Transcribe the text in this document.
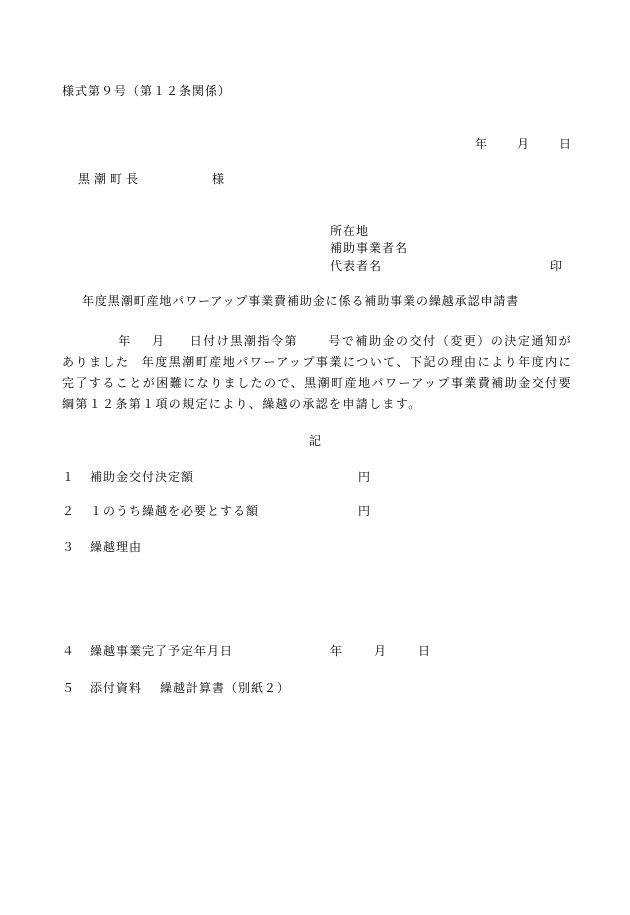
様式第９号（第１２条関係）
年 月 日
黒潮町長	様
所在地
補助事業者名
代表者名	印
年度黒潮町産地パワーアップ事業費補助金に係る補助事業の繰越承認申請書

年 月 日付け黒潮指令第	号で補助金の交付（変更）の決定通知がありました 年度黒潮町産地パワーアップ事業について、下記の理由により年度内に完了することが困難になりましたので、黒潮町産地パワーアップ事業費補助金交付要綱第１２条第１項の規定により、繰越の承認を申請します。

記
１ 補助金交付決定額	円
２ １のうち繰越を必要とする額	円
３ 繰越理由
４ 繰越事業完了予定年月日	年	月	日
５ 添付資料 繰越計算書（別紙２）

#####

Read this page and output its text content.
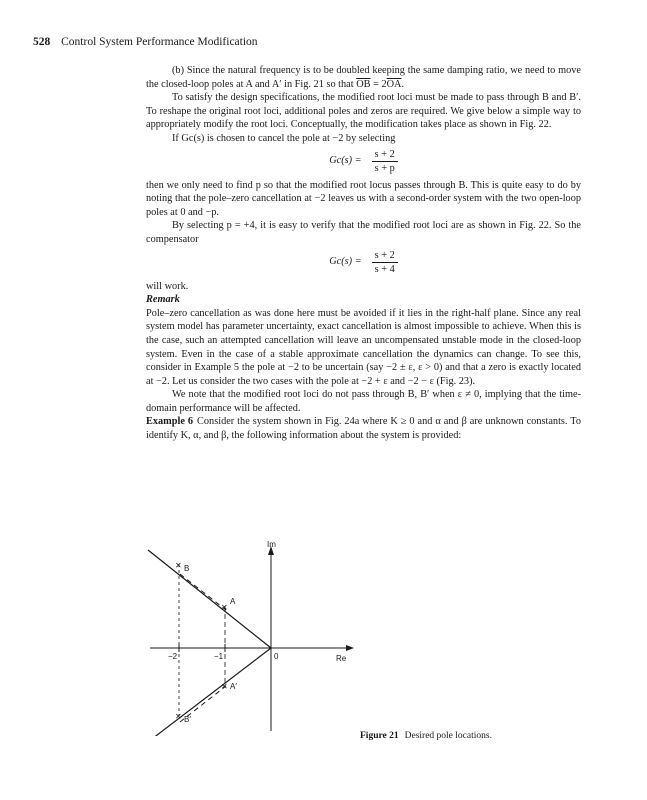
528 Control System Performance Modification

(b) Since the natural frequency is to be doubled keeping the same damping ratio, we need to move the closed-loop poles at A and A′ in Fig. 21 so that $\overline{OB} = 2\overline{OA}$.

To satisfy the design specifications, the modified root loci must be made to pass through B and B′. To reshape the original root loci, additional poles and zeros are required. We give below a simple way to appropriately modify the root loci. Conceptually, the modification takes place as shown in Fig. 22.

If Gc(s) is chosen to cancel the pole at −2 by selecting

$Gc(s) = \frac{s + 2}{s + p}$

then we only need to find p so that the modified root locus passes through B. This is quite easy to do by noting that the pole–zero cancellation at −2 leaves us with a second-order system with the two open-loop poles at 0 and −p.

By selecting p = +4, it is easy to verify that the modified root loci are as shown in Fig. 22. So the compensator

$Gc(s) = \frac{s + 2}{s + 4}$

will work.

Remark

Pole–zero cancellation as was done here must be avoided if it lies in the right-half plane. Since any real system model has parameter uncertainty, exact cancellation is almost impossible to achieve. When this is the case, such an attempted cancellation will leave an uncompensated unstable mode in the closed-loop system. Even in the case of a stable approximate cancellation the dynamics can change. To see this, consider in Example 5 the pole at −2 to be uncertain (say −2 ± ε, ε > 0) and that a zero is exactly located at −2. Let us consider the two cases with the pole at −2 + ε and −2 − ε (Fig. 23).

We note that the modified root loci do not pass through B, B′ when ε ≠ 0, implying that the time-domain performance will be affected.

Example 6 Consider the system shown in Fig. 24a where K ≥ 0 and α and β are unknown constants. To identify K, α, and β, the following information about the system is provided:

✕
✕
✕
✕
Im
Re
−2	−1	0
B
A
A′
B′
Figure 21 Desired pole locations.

#####

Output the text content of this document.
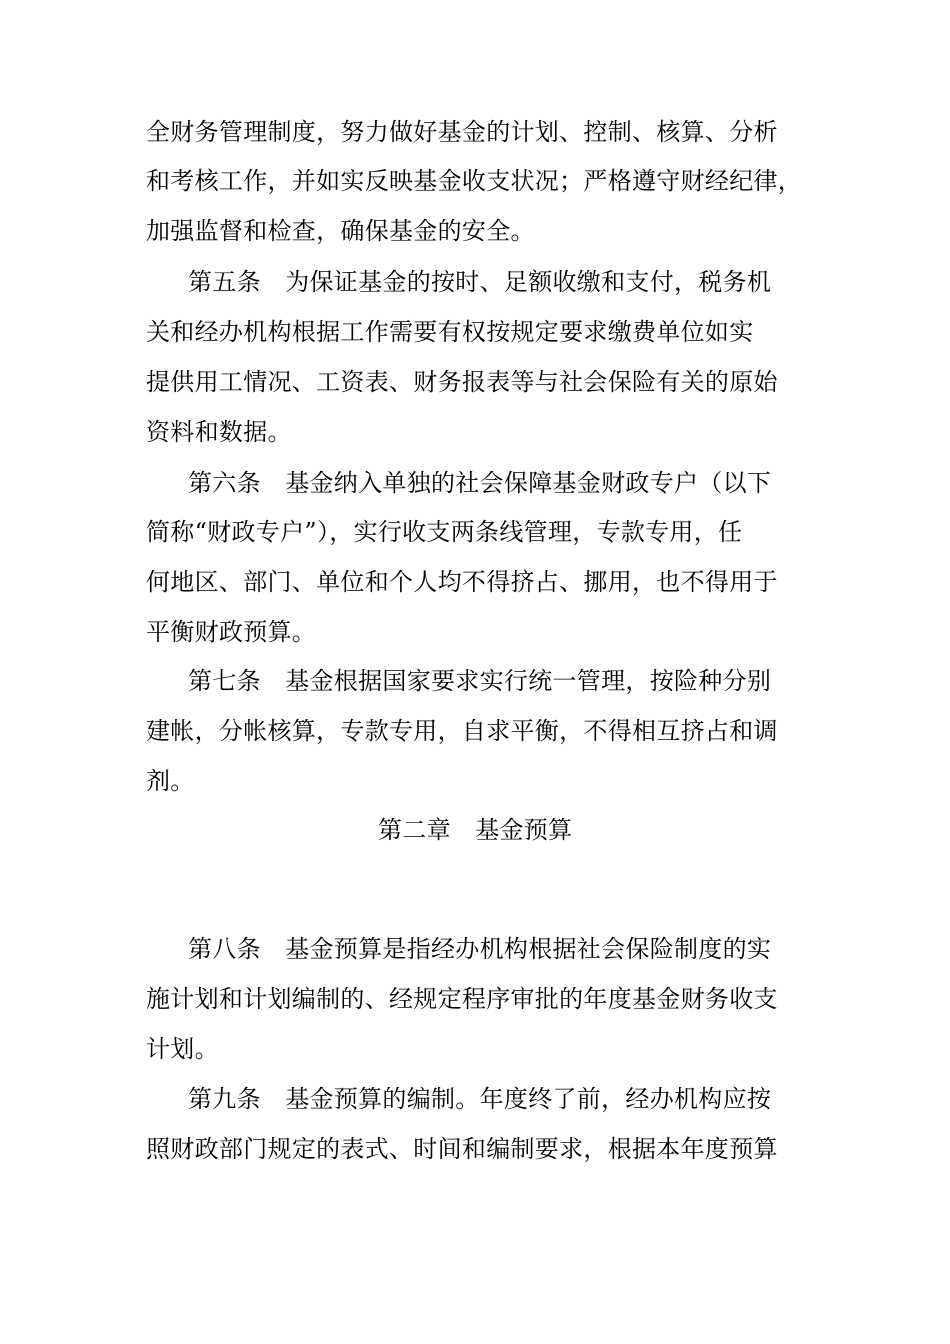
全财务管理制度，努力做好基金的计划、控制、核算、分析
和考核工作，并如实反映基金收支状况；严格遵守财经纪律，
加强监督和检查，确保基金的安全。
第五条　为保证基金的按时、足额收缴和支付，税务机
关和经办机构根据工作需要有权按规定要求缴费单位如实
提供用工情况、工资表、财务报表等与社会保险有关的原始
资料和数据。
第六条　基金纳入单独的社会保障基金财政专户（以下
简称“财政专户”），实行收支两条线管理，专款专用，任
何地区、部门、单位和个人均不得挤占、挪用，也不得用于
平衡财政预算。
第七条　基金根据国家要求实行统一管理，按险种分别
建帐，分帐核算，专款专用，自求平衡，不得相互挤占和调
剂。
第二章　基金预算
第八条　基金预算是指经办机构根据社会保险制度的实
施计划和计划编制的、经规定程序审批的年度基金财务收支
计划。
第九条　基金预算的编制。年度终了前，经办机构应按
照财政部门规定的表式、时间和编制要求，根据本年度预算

#####

## Exercise
Copy down every line of the material above that includes the string "shown".

## Completed exercise
To satisfy the design specifications, the modified root loci must be made to pass through B and B′. To reshape the original root loci, additional poles and zeros are required. We give below a simple way to appropriately modify the root loci. Conceptually, the modification takes place as shown in Fig. 22.
By selecting p = +4, it is easy to verify that the modified root loci are as shown in Fig. 22. So the compensator
Example 6 Consider the system shown in Fig. 24a where K ≥ 0 and α and β are unknown constants. To identify K, α, and β, the following information about the system is provided:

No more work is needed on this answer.